| Your objective |
Quote every line below exactly as it reads.

____ Provided entries

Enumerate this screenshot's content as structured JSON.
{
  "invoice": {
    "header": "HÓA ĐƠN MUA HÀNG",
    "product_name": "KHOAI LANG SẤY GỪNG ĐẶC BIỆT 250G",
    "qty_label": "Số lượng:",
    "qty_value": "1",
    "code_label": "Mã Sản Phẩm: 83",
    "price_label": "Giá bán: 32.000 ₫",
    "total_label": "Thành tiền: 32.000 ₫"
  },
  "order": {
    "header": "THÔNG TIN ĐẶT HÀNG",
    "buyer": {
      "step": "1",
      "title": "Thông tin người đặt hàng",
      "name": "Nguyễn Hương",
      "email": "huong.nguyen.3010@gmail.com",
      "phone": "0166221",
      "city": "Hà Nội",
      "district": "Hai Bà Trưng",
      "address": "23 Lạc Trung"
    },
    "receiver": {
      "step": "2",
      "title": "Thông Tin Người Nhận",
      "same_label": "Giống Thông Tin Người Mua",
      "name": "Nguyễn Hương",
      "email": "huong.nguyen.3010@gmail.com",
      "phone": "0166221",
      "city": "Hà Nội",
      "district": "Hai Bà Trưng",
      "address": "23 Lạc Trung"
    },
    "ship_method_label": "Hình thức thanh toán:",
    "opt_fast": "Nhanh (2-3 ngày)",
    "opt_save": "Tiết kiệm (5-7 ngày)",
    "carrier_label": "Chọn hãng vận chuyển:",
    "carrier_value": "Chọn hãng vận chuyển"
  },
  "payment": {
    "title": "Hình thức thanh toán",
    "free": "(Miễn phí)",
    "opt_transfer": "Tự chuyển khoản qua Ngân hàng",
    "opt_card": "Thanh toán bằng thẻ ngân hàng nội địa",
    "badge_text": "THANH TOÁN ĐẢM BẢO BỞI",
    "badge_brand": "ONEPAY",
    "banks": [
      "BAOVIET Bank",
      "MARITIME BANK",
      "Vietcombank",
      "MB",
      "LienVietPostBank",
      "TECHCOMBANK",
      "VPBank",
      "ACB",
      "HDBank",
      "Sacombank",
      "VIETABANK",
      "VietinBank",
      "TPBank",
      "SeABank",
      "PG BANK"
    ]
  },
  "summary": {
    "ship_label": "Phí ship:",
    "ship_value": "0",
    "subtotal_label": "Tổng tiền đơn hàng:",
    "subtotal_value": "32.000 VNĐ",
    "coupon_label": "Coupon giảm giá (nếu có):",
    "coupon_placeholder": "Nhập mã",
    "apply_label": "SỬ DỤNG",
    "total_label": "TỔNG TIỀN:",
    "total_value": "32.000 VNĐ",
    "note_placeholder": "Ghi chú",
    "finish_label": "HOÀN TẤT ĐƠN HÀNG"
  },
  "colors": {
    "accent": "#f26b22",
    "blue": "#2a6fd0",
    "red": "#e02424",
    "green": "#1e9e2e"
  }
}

________

| Response to the task |
Enumerate this screenshot's content as structured JSON.
{
  "invoice": {
    "header": "HÓA ĐƠN MUA HÀNG",
    "product_name": "KHOAI LANG SẤY GỪNG ĐẶC BIỆT 250G",
    "qty_label": "Số lượng:",
    "qty_value": "1",
    "code_label": "Mã Sản Phẩm: 83",
    "price_label": "Giá bán: 32.000 ₫",
    "total_label": "Thành tiền: 32.000 ₫"
  },
  "order": {
    "header": "THÔNG TIN ĐẶT HÀNG",
    "buyer": {
      "step": "1",
      "title": "Thông tin người đặt hàng",
      "name": "Nguyễn Hương",
      "email": "huong.nguyen.3010@gmail.com",
      "phone": "0166221",
      "city": "Hà Nội",
      "district": "Hai Bà Trưng",
      "address": "23 Lạc Trung"
    },
    "receiver": {
      "step": "2",
      "title": "Thông Tin Người Nhận",
      "same_label": "Giống Thông Tin Người Mua",
      "name": "Nguyễn Hương",
      "email": "huong.nguyen.3010@gmail.com",
      "phone": "0166221",
      "city": "Hà Nội",
      "district": "Hai Bà Trưng",
      "address": "23 Lạc Trung"
    },
    "ship_method_label": "Hình thức thanh toán:",
    "opt_fast": "Nhanh (2-3 ngày)",
    "opt_save": "Tiết kiệm (5-7 ngày)",
    "carrier_label": "Chọn hãng vận chuyển:",
    "carrier_value": "Chọn hãng vận chuyển"
  },
  "payment": {
    "title": "Hình thức thanh toán",
    "free": "(Miễn phí)",
    "opt_transfer": "Tự chuyển khoản qua Ngân hàng",
    "opt_card": "Thanh toán bằng thẻ ngân hàng nội địa",
    "badge_text": "THANH TOÁN ĐẢM BẢO BỞI",
    "badge_brand": "ONEPAY",
    "banks": [
      "BAOVIET Bank",
      "MARITIME BANK",
      "Vietcombank",
      "MB",
      "LienVietPostBank",
      "TECHCOMBANK",
      "VPBank",
      "ACB",
      "HDBank",
      "Sacombank",
      "VIETABANK",
      "VietinBank",
      "TPBank",
      "SeABank",
      "PG BANK"
    ]
  },
  "summary": {
    "ship_label": "Phí ship:",
    "ship_value": "0",
    "subtotal_label": "Tổng tiền đơn hàng:",
    "subtotal_value": "32.000 VNĐ",
    "coupon_label": "Coupon giảm giá (nếu có):",
    "coupon_placeholder": "Nhập mã",
    "apply_label": "SỬ DỤNG",
    "total_label": "TỔNG TIỀN:",
    "total_value": "32.000 VNĐ",
    "note_placeholder": "Ghi chú",
    "finish_label": "HOÀN TẤT ĐƠN HÀNG"
  },
  "colors": {
    "accent": "#f26b22",
    "blue": "#2a6fd0",
    "red": "#e02424",
    "green": "#1e9e2e"
  }
}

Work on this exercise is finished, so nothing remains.